(Collected data)

——

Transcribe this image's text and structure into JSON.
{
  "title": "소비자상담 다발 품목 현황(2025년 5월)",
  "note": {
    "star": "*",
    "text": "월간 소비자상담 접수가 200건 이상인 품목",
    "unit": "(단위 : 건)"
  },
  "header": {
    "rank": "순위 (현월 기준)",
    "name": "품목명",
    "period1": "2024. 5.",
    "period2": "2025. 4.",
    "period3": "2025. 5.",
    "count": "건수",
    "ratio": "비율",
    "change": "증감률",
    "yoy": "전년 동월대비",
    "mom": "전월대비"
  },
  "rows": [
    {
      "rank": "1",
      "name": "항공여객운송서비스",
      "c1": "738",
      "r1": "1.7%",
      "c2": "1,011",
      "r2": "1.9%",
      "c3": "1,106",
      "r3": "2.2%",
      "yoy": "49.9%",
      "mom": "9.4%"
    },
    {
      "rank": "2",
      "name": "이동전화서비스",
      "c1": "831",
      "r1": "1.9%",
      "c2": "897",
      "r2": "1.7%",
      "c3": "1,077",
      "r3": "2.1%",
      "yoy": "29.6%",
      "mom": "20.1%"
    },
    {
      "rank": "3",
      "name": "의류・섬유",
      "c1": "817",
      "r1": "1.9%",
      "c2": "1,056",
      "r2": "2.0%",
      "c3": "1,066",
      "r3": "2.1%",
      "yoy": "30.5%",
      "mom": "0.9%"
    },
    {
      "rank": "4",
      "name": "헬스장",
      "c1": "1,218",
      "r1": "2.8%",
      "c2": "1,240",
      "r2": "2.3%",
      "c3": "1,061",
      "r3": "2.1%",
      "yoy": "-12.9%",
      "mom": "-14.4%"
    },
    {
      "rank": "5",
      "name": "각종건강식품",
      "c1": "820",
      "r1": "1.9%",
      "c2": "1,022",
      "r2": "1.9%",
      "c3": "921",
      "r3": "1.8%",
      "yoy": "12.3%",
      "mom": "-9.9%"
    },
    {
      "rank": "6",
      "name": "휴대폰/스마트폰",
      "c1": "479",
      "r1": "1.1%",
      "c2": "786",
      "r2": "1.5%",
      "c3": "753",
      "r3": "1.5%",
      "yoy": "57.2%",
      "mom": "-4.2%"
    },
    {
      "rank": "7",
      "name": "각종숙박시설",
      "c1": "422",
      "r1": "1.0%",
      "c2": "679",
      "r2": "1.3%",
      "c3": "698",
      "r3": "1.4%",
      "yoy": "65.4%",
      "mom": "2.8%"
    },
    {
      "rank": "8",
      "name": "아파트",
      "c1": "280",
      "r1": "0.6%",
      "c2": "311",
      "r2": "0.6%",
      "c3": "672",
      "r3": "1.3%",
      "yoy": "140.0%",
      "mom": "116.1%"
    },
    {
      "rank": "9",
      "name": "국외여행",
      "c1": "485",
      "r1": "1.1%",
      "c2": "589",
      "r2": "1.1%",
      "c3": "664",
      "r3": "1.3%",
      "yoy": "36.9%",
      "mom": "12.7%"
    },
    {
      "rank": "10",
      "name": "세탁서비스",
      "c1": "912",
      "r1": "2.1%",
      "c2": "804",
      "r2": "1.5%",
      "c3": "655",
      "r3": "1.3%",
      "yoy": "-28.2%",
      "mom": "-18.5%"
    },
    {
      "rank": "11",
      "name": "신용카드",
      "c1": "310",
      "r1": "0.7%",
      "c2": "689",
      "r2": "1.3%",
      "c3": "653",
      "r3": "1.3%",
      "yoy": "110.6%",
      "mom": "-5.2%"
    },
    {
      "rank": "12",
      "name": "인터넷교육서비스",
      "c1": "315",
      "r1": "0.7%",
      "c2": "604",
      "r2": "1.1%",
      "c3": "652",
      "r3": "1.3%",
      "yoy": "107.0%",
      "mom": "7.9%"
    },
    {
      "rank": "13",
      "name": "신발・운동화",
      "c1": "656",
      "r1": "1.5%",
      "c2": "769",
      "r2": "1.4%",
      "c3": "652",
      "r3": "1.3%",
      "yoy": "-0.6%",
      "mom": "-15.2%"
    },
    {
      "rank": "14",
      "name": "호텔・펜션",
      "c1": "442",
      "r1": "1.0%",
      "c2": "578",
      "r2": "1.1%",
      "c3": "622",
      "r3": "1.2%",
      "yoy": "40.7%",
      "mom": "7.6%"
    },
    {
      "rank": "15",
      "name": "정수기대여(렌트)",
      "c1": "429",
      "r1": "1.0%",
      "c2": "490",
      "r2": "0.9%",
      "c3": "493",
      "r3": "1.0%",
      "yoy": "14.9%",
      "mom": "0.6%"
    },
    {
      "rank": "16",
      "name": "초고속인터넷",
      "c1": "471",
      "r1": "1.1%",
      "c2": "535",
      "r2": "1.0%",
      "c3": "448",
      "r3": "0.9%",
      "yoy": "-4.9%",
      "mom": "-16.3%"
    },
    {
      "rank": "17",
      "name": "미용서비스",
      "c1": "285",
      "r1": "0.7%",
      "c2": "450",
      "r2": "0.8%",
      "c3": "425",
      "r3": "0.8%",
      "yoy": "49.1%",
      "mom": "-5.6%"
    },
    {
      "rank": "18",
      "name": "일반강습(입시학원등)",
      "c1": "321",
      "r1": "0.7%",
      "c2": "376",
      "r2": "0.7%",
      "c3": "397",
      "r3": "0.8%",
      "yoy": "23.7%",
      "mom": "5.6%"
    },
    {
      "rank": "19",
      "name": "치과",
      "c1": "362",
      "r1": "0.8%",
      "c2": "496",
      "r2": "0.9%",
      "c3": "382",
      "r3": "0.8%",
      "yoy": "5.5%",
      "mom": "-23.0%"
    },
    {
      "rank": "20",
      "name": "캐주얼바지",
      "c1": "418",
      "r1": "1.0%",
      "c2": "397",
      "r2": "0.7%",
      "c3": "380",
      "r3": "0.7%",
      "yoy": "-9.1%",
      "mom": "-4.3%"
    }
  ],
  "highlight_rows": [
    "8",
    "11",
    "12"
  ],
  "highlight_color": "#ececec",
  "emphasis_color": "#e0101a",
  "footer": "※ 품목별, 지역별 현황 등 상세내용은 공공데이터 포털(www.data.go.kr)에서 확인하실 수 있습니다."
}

——

**SET TASK:** Report the number of lines containing the string "소비자상담" and add nothing to it.

**SOLUTION:** 2